YOUR OBJECTIVE: Copy out the records precisely, omitting pictures.
··· DATA SECTION ···
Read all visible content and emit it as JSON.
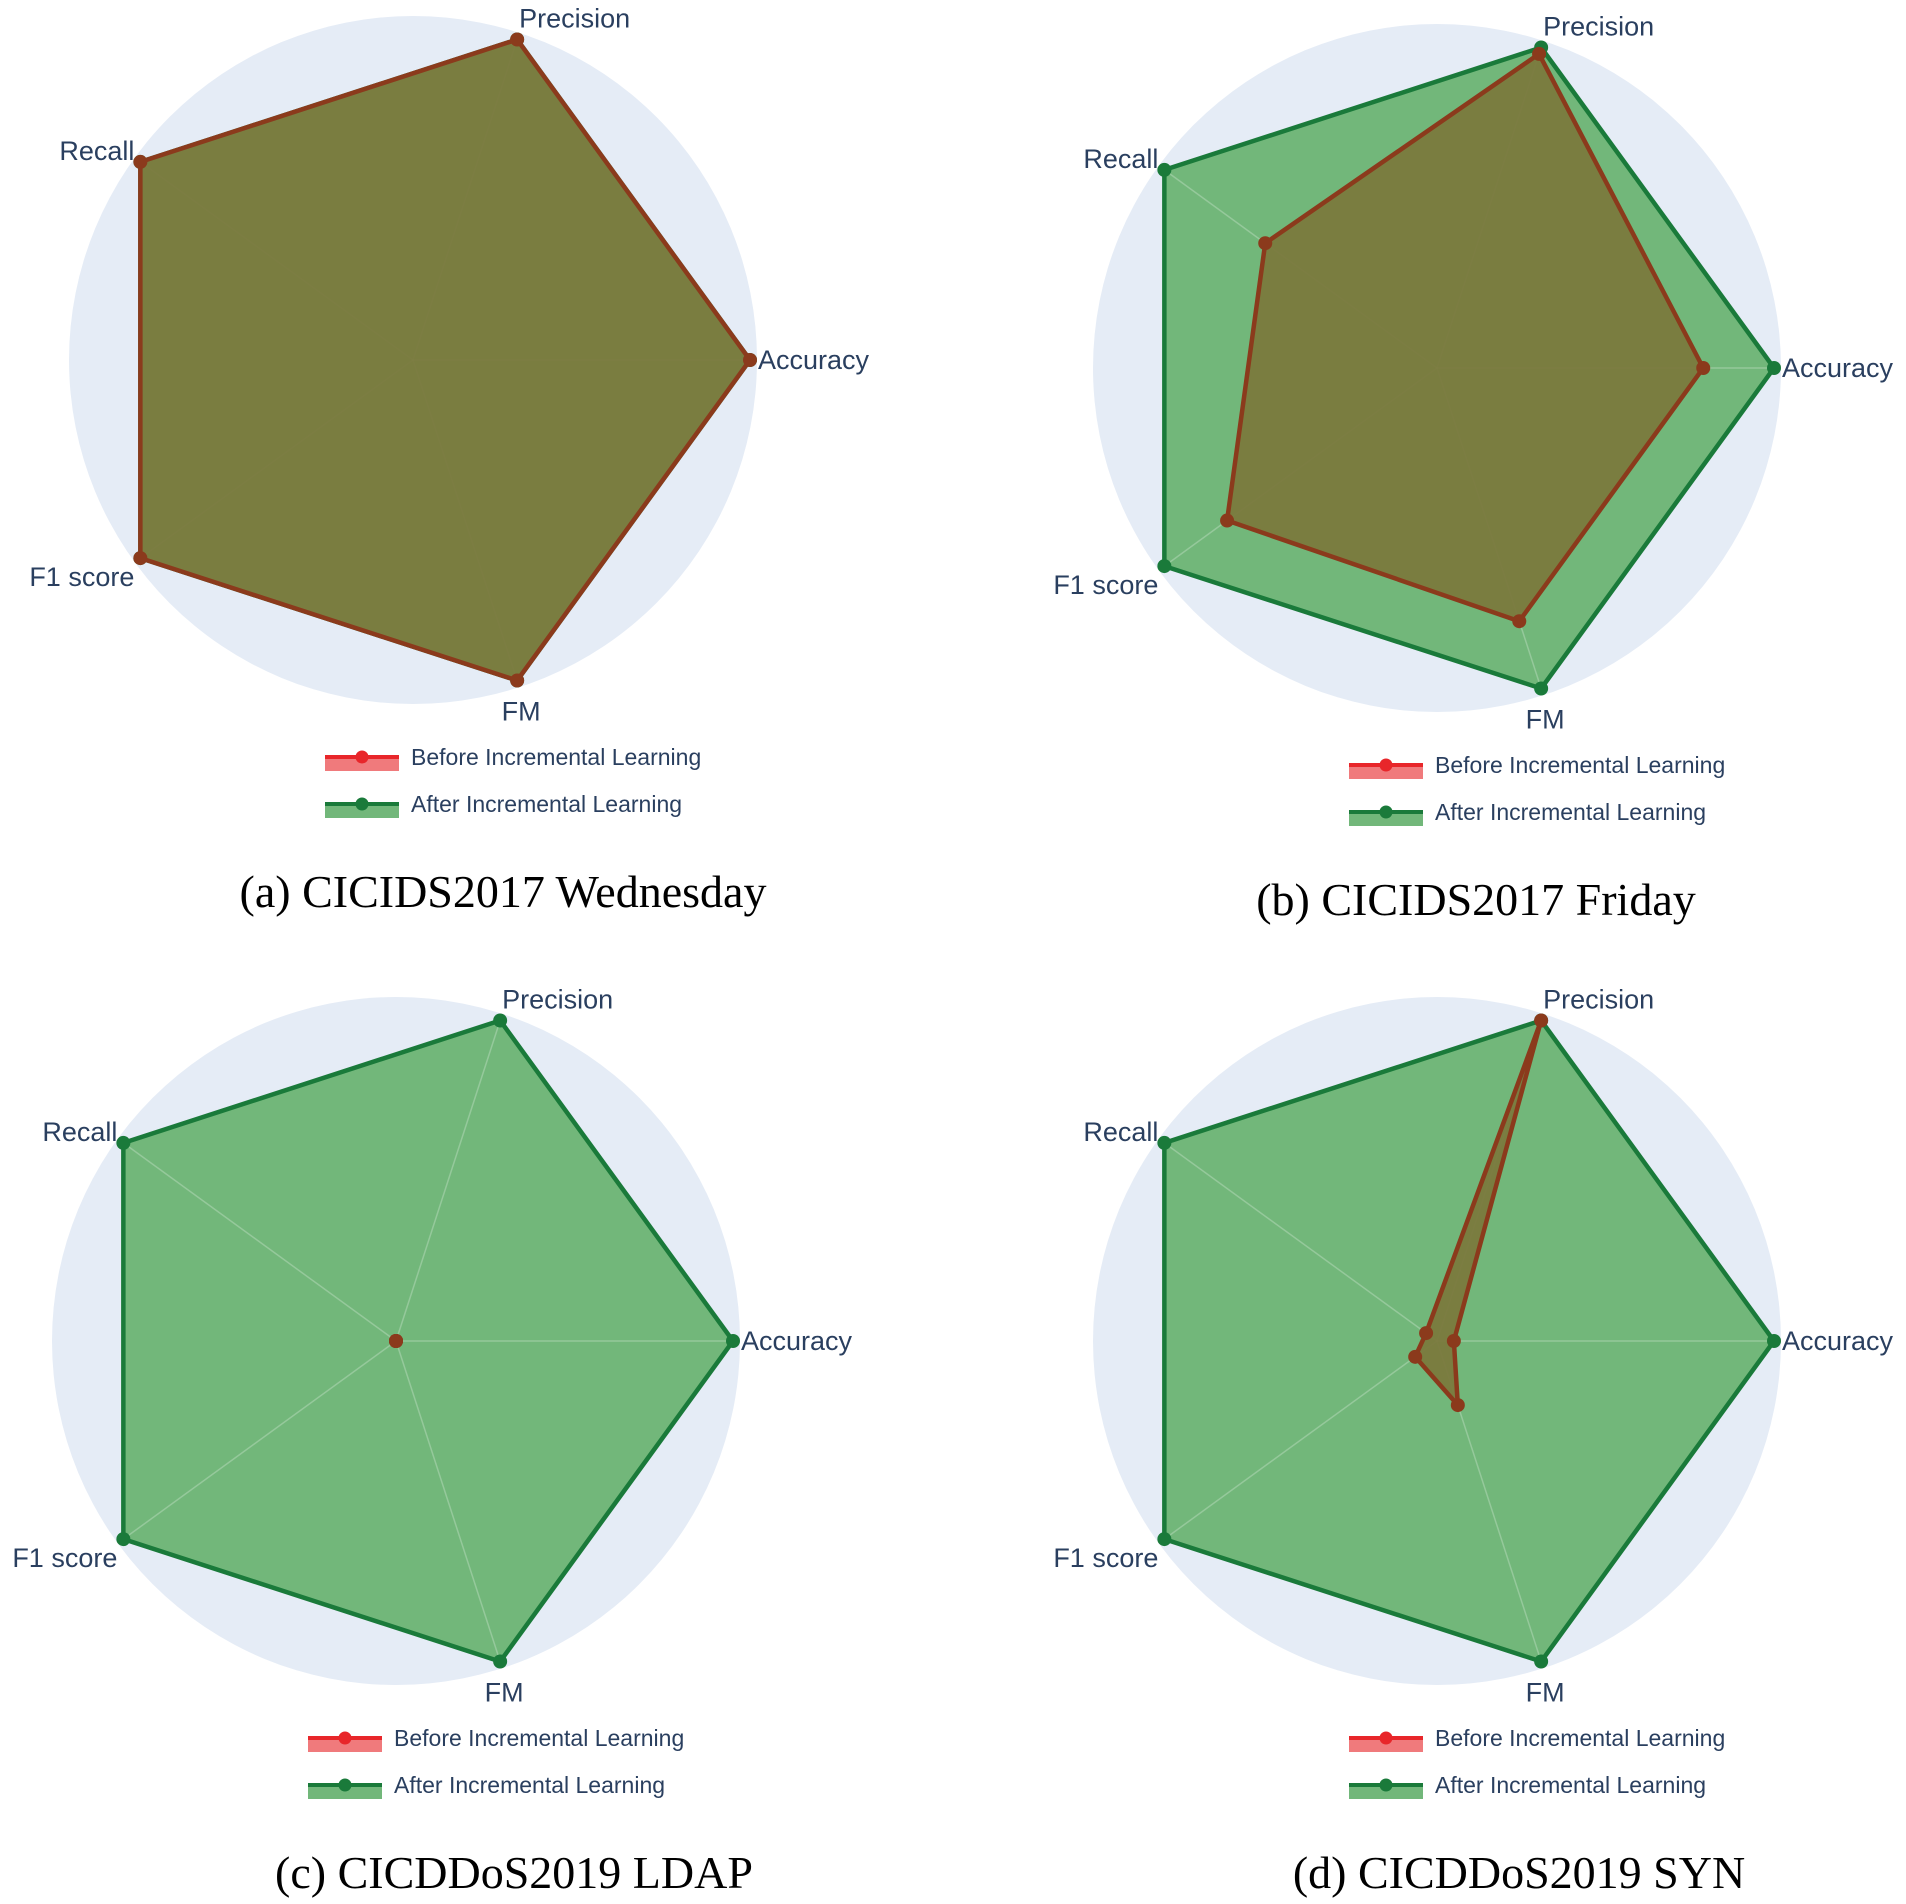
{
  "chart_data": [
    {
      "type": "radar",
      "title": "(a) CICIDS2017 Wednesday",
      "categories": [
        "Accuracy",
        "Precision",
        "Recall",
        "F1 score",
        "FM"
      ],
      "range": [
        0,
        1
      ],
      "series": [
        {
          "name": "Before Incremental Learning",
          "values": [
            1.0,
            1.0,
            1.0,
            1.0,
            1.0
          ]
        },
        {
          "name": "After Incremental Learning",
          "values": [
            1.0,
            1.0,
            1.0,
            1.0,
            1.0
          ]
        }
      ]
    },
    {
      "type": "radar",
      "title": "(b) CICIDS2017 Friday",
      "categories": [
        "Accuracy",
        "Precision",
        "Recall",
        "F1 score",
        "FM"
      ],
      "range": [
        0,
        1
      ],
      "series": [
        {
          "name": "Before Incremental Learning",
          "values": [
            0.79,
            0.98,
            0.63,
            0.77,
            0.79
          ]
        },
        {
          "name": "After Incremental Learning",
          "values": [
            1.0,
            1.0,
            1.0,
            1.0,
            1.0
          ]
        }
      ]
    },
    {
      "type": "radar",
      "title": "(c) CICDDoS2019 LDAP",
      "categories": [
        "Accuracy",
        "Precision",
        "Recall",
        "F1 score",
        "FM"
      ],
      "range": [
        0,
        1
      ],
      "series": [
        {
          "name": "Before Incremental Learning",
          "values": [
            0.0,
            0.0,
            0.0,
            0.0,
            0.0
          ]
        },
        {
          "name": "After Incremental Learning",
          "values": [
            1.0,
            1.0,
            1.0,
            1.0,
            1.0
          ]
        }
      ]
    },
    {
      "type": "radar",
      "title": "(d) CICDDoS2019 SYN",
      "categories": [
        "Accuracy",
        "Precision",
        "Recall",
        "F1 score",
        "FM"
      ],
      "range": [
        0,
        1
      ],
      "series": [
        {
          "name": "Before Incremental Learning",
          "values": [
            0.05,
            1.0,
            0.04,
            0.08,
            0.2
          ]
        },
        {
          "name": "After Incremental Learning",
          "values": [
            1.0,
            1.0,
            1.0,
            1.0,
            1.0
          ]
        }
      ]
    }
  ],
  "colors": {
    "background": "#e5ecf6",
    "before_line": "#8b3a1c",
    "before_fill": "#7a793d",
    "before_legend": "#e8262a",
    "after_line": "#1a7a3a",
    "after_fill": "#72b77a",
    "text": "#2a3f5f"
  }
}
···
THE REPLY:
Read all visible content and emit it as JSON.
{
  "chart_data": [
    {
      "type": "radar",
      "title": "(a) CICIDS2017 Wednesday",
      "categories": [
        "Accuracy",
        "Precision",
        "Recall",
        "F1 score",
        "FM"
      ],
      "range": [
        0,
        1
      ],
      "series": [
        {
          "name": "Before Incremental Learning",
          "values": [
            1.0,
            1.0,
            1.0,
            1.0,
            1.0
          ]
        },
        {
          "name": "After Incremental Learning",
          "values": [
            1.0,
            1.0,
            1.0,
            1.0,
            1.0
          ]
        }
      ]
    },
    {
      "type": "radar",
      "title": "(b) CICIDS2017 Friday",
      "categories": [
        "Accuracy",
        "Precision",
        "Recall",
        "F1 score",
        "FM"
      ],
      "range": [
        0,
        1
      ],
      "series": [
        {
          "name": "Before Incremental Learning",
          "values": [
            0.79,
            0.98,
            0.63,
            0.77,
            0.79
          ]
        },
        {
          "name": "After Incremental Learning",
          "values": [
            1.0,
            1.0,
            1.0,
            1.0,
            1.0
          ]
        }
      ]
    },
    {
      "type": "radar",
      "title": "(c) CICDDoS2019 LDAP",
      "categories": [
        "Accuracy",
        "Precision",
        "Recall",
        "F1 score",
        "FM"
      ],
      "range": [
        0,
        1
      ],
      "series": [
        {
          "name": "Before Incremental Learning",
          "values": [
            0.0,
            0.0,
            0.0,
            0.0,
            0.0
          ]
        },
        {
          "name": "After Incremental Learning",
          "values": [
            1.0,
            1.0,
            1.0,
            1.0,
            1.0
          ]
        }
      ]
    },
    {
      "type": "radar",
      "title": "(d) CICDDoS2019 SYN",
      "categories": [
        "Accuracy",
        "Precision",
        "Recall",
        "F1 score",
        "FM"
      ],
      "range": [
        0,
        1
      ],
      "series": [
        {
          "name": "Before Incremental Learning",
          "values": [
            0.05,
            1.0,
            0.04,
            0.08,
            0.2
          ]
        },
        {
          "name": "After Incremental Learning",
          "values": [
            1.0,
            1.0,
            1.0,
            1.0,
            1.0
          ]
        }
      ]
    }
  ],
  "colors": {
    "background": "#e5ecf6",
    "before_line": "#8b3a1c",
    "before_fill": "#7a793d",
    "before_legend": "#e8262a",
    "after_line": "#1a7a3a",
    "after_fill": "#72b77a",
    "text": "#2a3f5f"
  }
}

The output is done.